Exercise directions: Your task is to copy each line that has the word "JSON".

Records for the exercise:
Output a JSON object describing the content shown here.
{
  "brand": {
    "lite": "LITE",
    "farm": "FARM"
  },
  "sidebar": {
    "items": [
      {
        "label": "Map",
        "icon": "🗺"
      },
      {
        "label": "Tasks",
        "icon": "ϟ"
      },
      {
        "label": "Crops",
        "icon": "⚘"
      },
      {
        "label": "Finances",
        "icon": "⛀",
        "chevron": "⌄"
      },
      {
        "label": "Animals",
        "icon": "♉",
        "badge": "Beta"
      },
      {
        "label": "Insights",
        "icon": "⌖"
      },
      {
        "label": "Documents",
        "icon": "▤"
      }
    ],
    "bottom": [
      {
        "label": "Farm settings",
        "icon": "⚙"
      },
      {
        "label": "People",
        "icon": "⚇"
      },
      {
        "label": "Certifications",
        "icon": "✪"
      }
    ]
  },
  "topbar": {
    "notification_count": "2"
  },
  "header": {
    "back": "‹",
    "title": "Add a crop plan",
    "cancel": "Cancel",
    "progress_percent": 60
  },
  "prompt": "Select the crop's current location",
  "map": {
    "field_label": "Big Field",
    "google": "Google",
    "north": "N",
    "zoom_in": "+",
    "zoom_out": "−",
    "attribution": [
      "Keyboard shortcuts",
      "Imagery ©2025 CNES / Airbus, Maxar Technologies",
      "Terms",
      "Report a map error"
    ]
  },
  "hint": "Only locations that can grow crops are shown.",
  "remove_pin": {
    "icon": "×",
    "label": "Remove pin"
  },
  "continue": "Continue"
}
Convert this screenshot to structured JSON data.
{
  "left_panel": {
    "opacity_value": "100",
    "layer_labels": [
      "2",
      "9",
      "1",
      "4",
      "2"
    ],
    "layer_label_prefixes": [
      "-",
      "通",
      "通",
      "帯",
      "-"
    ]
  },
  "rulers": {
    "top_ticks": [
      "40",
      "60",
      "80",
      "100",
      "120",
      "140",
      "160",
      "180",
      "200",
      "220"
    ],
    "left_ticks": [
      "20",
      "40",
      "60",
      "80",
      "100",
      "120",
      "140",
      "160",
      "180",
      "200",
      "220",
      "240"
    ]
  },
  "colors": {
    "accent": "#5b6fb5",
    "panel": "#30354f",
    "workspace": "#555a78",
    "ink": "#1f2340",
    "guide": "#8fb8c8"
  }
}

Exercise solution:
Output a JSON object describing the content shown here.
Convert this screenshot to structured JSON data.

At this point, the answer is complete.